Task brief: Return, word for word, every line starting at the line with "Give me a plain-text" and ending at the final line of the entries; skip the pictures.

Dataset excerpt:
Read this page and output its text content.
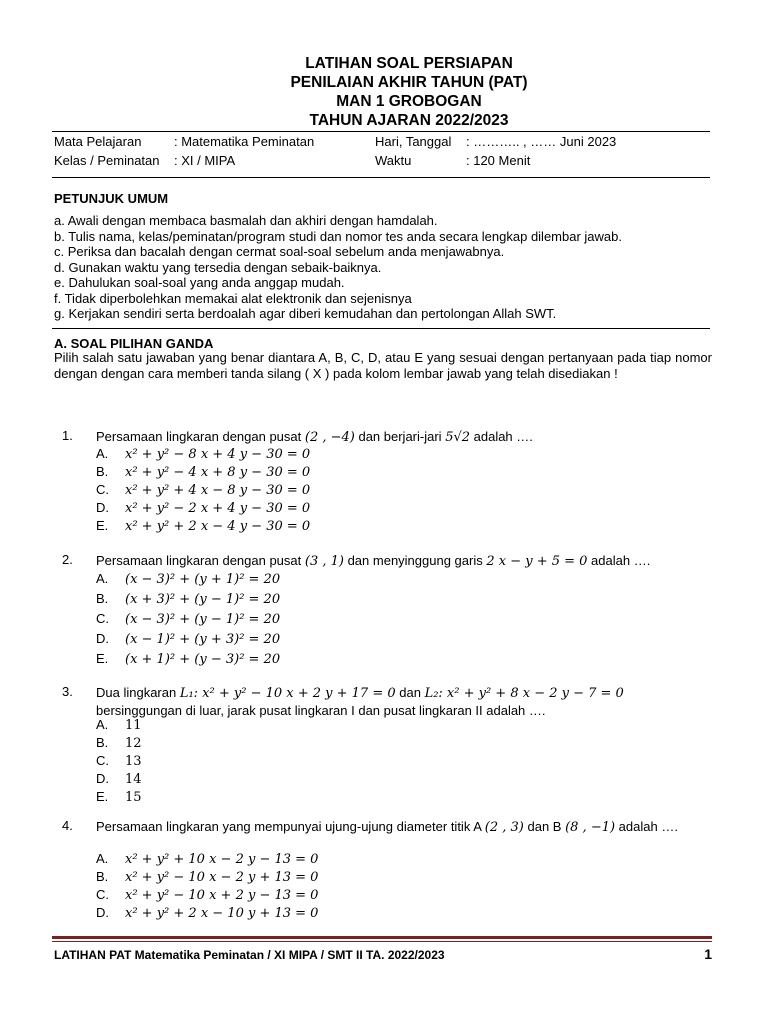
LATIHAN SOAL PERSIAPAN
PENILAIAN AKHIR TAHUN (PAT)
MAN 1 GROBOGAN
TAHUN AJARAN 2022/2023
Mata Pelajaran	: Matematika Peminatan	Hari, Tanggal : ……….. , …… Juni 2023
Kelas / Peminatan : XI / MIPA	Waktu	: 120 Menit
PETUNJUK UMUM
a. Awali dengan membaca basmalah dan akhiri dengan hamdalah.
b. Tulis nama, kelas/peminatan/program studi dan nomor tes anda secara lengkap dilembar jawab.
c. Periksa dan bacalah dengan cermat soal-soal sebelum anda menjawabnya.
d. Gunakan waktu yang tersedia dengan sebaik-baiknya.
e. Dahulukan soal-soal yang anda anggap mudah.
f. Tidak diperbolehkan memakai alat elektronik dan sejenisnya
g. Kerjakan sendiri serta berdoalah agar diberi kemudahan dan pertolongan Allah SWT.
A. SOAL PILIHAN GANDA
Pilih salah satu jawaban yang benar diantara A, B, C, D, atau E yang sesuai dengan pertanyaan pada tiap nomor dengan dengan cara memberi tanda silang ( X ) pada kolom lembar jawab yang telah disediakan !
1. Persamaan lingkaran dengan pusat (2 , −4) dan berjari-jari 5√2 adalah ….
A. x² + y² − 8 x + 4 y − 30 = 0
B. x² + y² − 4 x + 8 y − 30 = 0
C. x² + y² + 4 x − 8 y − 30 = 0
D. x² + y² − 2 x + 4 y − 30 = 0
E. x² + y² + 2 x − 4 y − 30 = 0
2. Persamaan lingkaran dengan pusat (3 , 1) dan menyinggung garis 2 x − y + 5 = 0 adalah ….
A. (x − 3)² + (y + 1)² = 20
B. (x + 3)² + (y − 1)² = 20
C. (x − 3)² + (y − 1)² = 20
D. (x − 1)² + (y + 3)² = 20
E. (x + 1)² + (y − 3)² = 20
3. Dua lingkaran L₁: x² + y² − 10 x + 2 y + 17 = 0 dan L₂: x² + y² + 8 x − 2 y − 7 = 0 bersinggungan di luar, jarak pusat lingkaran I dan pusat lingkaran II adalah ….
A. 11
B. 12
C. 13
D. 14
E. 15
4. Persamaan lingkaran yang mempunyai ujung-ujung diameter titik A (2 , 3) dan B (8 , −1) adalah ….
A. x² + y² + 10 x − 2 y − 13 = 0
B. x² + y² − 10 x − 2 y + 13 = 0
C. x² + y² − 10 x + 2 y − 13 = 0
D. x² + y² + 2 x − 10 y + 13 = 0
LATIHAN PAT Matematika Peminatan / XI MIPA / SMT II TA. 2022/2023	1
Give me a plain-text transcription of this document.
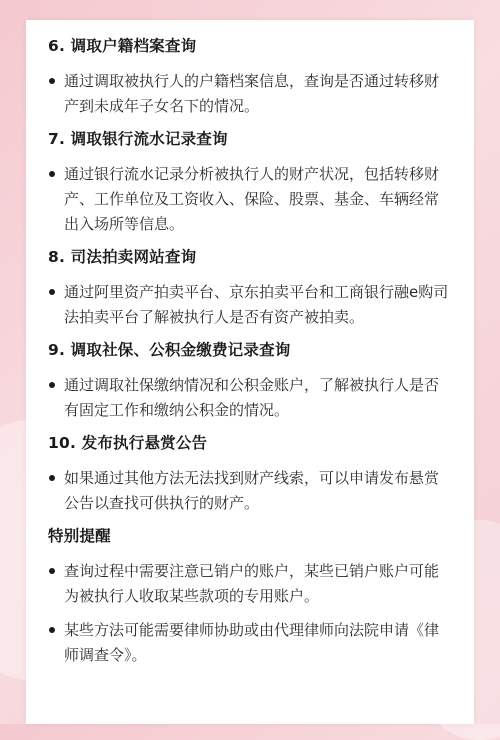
6. 调取户籍档案查询
通过调取被执行人的户籍档案信息，查询是否通过转移财产到未成年子女名下的情况。
7. 调取银行流水记录查询
通过银行流水记录分析被执行人的财产状况，包括转移财产、工作单位及工资收入、保险、股票、基金、车辆经常出入场所等信息。
8. 司法拍卖网站查询
通过阿里资产拍卖平台、京东拍卖平台和工商银行融e购司法拍卖平台了解被执行人是否有资产被拍卖。
9. 调取社保、公积金缴费记录查询
通过调取社保缴纳情况和公积金账户，了解被执行人是否有固定工作和缴纳公积金的情况。
10. 发布执行悬赏公告
如果通过其他方法无法找到财产线索，可以申请发布悬赏公告以查找可供执行的财产。
特别提醒
查询过程中需要注意已销户的账户，某些已销户账户可能为被执行人收取某些款项的专用账户。
某些方法可能需要律师协助或由代理律师向法院申请《律师调查令》。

Written answer:
Give me a plain-text transcription of this document.
6. 调取户籍档案查询
通过调取被执行人的户籍档案信息，查询是否通过转移财产到未成年子女名下的情况。
7. 调取银行流水记录查询
通过银行流水记录分析被执行人的财产状况，包括转移财产、工作单位及工资收入、保险、股票、基金、车辆经常出入场所等信息。
8. 司法拍卖网站查询
通过阿里资产拍卖平台、京东拍卖平台和工商银行融e购司法拍卖平台了解被执行人是否有资产被拍卖。
9. 调取社保、公积金缴费记录查询
通过调取社保缴纳情况和公积金账户，了解被执行人是否有固定工作和缴纳公积金的情况。
10. 发布执行悬赏公告
如果通过其他方法无法找到财产线索，可以申请发布悬赏公告以查找可供执行的财产。
特别提醒
查询过程中需要注意已销户的账户，某些已销户账户可能为被执行人收取某些款项的专用账户。
某些方法可能需要律师协助或由代理律师向法院申请《律师调查令》。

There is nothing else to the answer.